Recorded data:
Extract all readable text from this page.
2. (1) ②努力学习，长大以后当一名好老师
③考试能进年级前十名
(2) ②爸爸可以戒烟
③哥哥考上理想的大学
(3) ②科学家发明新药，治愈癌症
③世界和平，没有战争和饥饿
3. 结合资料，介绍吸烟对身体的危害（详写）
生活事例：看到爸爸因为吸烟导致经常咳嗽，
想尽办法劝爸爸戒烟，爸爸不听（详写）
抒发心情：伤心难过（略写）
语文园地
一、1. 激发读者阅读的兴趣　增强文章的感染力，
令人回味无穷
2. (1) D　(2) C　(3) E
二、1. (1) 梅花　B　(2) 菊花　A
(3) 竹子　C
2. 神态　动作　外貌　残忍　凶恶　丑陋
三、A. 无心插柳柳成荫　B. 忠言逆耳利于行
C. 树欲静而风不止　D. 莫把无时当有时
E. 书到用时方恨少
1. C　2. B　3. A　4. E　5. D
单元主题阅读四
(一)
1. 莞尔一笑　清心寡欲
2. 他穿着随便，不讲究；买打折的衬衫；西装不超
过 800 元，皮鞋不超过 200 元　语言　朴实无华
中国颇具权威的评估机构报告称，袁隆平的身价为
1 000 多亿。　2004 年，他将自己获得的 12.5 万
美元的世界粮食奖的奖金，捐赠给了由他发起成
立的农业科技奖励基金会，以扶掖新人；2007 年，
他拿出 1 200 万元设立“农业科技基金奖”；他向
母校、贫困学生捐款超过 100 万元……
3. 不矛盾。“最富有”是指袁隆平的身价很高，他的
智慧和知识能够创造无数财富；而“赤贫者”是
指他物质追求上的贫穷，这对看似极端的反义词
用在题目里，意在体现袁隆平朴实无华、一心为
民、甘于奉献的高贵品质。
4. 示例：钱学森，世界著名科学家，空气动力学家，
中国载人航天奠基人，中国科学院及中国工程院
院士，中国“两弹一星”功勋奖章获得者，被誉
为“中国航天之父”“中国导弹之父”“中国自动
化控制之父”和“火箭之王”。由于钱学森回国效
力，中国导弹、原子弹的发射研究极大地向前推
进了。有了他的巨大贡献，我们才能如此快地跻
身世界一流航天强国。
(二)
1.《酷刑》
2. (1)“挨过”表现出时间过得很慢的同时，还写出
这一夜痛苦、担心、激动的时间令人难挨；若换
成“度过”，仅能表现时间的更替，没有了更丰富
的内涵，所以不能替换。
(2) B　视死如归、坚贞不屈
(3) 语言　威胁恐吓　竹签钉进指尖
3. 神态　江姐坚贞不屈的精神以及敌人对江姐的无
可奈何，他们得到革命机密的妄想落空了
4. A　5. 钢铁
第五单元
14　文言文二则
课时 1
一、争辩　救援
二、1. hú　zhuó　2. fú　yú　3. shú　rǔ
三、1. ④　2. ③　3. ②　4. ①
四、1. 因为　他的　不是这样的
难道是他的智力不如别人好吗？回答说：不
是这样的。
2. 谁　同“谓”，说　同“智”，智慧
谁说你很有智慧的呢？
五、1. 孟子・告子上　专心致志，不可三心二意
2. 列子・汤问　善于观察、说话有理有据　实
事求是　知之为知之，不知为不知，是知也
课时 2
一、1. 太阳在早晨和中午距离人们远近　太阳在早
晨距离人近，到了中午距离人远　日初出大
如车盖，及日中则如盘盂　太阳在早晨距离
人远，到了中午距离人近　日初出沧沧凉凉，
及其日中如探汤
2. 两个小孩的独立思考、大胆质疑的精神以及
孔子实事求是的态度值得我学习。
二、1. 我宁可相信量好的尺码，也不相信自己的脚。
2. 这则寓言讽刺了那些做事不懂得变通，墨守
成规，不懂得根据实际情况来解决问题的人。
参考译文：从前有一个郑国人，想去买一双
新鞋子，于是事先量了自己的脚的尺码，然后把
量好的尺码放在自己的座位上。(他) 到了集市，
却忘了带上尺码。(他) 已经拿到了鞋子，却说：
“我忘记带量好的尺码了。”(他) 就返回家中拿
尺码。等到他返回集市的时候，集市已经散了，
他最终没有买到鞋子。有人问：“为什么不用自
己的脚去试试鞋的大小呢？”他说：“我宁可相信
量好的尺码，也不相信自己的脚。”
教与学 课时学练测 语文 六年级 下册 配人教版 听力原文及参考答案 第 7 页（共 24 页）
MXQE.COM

> **Required task**:
Please reproduce every line of the material word for word.

> **Exercise output**:
Extract all readable text from this page.
2. (1) ②努力学习，长大以后当一名好老师
③考试能进年级前十名
(2) ②爸爸可以戒烟
③哥哥考上理想的大学
(3) ②科学家发明新药，治愈癌症
③世界和平，没有战争和饥饿
3. 结合资料，介绍吸烟对身体的危害（详写）
生活事例：看到爸爸因为吸烟导致经常咳嗽，
想尽办法劝爸爸戒烟，爸爸不听（详写）
抒发心情：伤心难过（略写）
语文园地
一、1. 激发读者阅读的兴趣　增强文章的感染力，
令人回味无穷
2. (1) D　(2) C　(3) E
二、1. (1) 梅花　B　(2) 菊花　A
(3) 竹子　C
2. 神态　动作　外貌　残忍　凶恶　丑陋
三、A. 无心插柳柳成荫　B. 忠言逆耳利于行
C. 树欲静而风不止　D. 莫把无时当有时
E. 书到用时方恨少
1. C　2. B　3. A　4. E　5. D
单元主题阅读四
(一)
1. 莞尔一笑　清心寡欲
2. 他穿着随便，不讲究；买打折的衬衫；西装不超
过 800 元，皮鞋不超过 200 元　语言　朴实无华
中国颇具权威的评估机构报告称，袁隆平的身价为
1 000 多亿。　2004 年，他将自己获得的 12.5 万
美元的世界粮食奖的奖金，捐赠给了由他发起成
立的农业科技奖励基金会，以扶掖新人；2007 年，
他拿出 1 200 万元设立“农业科技基金奖”；他向
母校、贫困学生捐款超过 100 万元……
3. 不矛盾。“最富有”是指袁隆平的身价很高，他的
智慧和知识能够创造无数财富；而“赤贫者”是
指他物质追求上的贫穷，这对看似极端的反义词
用在题目里，意在体现袁隆平朴实无华、一心为
民、甘于奉献的高贵品质。
4. 示例：钱学森，世界著名科学家，空气动力学家，
中国载人航天奠基人，中国科学院及中国工程院
院士，中国“两弹一星”功勋奖章获得者，被誉
为“中国航天之父”“中国导弹之父”“中国自动
化控制之父”和“火箭之王”。由于钱学森回国效
力，中国导弹、原子弹的发射研究极大地向前推
进了。有了他的巨大贡献，我们才能如此快地跻
身世界一流航天强国。
(二)
1.《酷刑》
2. (1)“挨过”表现出时间过得很慢的同时，还写出
这一夜痛苦、担心、激动的时间令人难挨；若换
成“度过”，仅能表现时间的更替，没有了更丰富
的内涵，所以不能替换。
(2) B　视死如归、坚贞不屈
(3) 语言　威胁恐吓　竹签钉进指尖
3. 神态　江姐坚贞不屈的精神以及敌人对江姐的无
可奈何，他们得到革命机密的妄想落空了
4. A　5. 钢铁
第五单元
14　文言文二则
课时 1
一、争辩　救援
二、1. hú　zhuó　2. fú　yú　3. shú　rǔ
三、1. ④　2. ③　3. ②　4. ①
四、1. 因为　他的　不是这样的
难道是他的智力不如别人好吗？回答说：不
是这样的。
2. 谁　同“谓”，说　同“智”，智慧
谁说你很有智慧的呢？
五、1. 孟子・告子上　专心致志，不可三心二意
2. 列子・汤问　善于观察、说话有理有据　实
事求是　知之为知之，不知为不知，是知也
课时 2
一、1. 太阳在早晨和中午距离人们远近　太阳在早
晨距离人近，到了中午距离人远　日初出大
如车盖，及日中则如盘盂　太阳在早晨距离
人远，到了中午距离人近　日初出沧沧凉凉，
及其日中如探汤
2. 两个小孩的独立思考、大胆质疑的精神以及
孔子实事求是的态度值得我学习。
二、1. 我宁可相信量好的尺码，也不相信自己的脚。
2. 这则寓言讽刺了那些做事不懂得变通，墨守
成规，不懂得根据实际情况来解决问题的人。
参考译文：从前有一个郑国人，想去买一双
新鞋子，于是事先量了自己的脚的尺码，然后把
量好的尺码放在自己的座位上。(他) 到了集市，
却忘了带上尺码。(他) 已经拿到了鞋子，却说：
“我忘记带量好的尺码了。”(他) 就返回家中拿
尺码。等到他返回集市的时候，集市已经散了，
他最终没有买到鞋子。有人问：“为什么不用自
己的脚去试试鞋的大小呢？”他说：“我宁可相信
量好的尺码，也不相信自己的脚。”
教与学 课时学练测 语文 六年级 下册 配人教版 听力原文及参考答案 第 7 页（共 24 页）
MXQE.COM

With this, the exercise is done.